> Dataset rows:
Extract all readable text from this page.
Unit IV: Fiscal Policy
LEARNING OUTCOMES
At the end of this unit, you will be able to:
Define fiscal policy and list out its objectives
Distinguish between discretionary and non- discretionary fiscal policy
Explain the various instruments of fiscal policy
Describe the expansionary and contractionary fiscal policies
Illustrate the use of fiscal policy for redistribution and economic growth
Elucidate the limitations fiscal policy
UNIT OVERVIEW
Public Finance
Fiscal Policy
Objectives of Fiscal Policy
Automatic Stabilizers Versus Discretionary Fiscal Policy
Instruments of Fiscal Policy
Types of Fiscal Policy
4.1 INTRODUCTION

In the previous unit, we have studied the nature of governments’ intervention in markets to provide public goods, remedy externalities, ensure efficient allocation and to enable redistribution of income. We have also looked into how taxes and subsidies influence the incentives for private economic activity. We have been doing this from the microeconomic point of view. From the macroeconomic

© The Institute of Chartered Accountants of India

> To be done: Produce an exact copy of every entry above.

> Result for this task:
Extract all readable text from this page.
Unit IV: Fiscal Policy
LEARNING OUTCOMES
At the end of this unit, you will be able to:
Define fiscal policy and list out its objectives
Distinguish between discretionary and non- discretionary fiscal policy
Explain the various instruments of fiscal policy
Describe the expansionary and contractionary fiscal policies
Illustrate the use of fiscal policy for redistribution and economic growth
Elucidate the limitations fiscal policy
UNIT OVERVIEW
Public Finance
Fiscal Policy
Objectives of Fiscal Policy
Automatic Stabilizers Versus Discretionary Fiscal Policy
Instruments of Fiscal Policy
Types of Fiscal Policy
4.1 INTRODUCTION

In the previous unit, we have studied the nature of governments’ intervention in markets to provide public goods, remedy externalities, ensure efficient allocation and to enable redistribution of income. We have also looked into how taxes and subsidies influence the incentives for private economic activity. We have been doing this from the microeconomic point of view. From the macroeconomic

© The Institute of Chartered Accountants of India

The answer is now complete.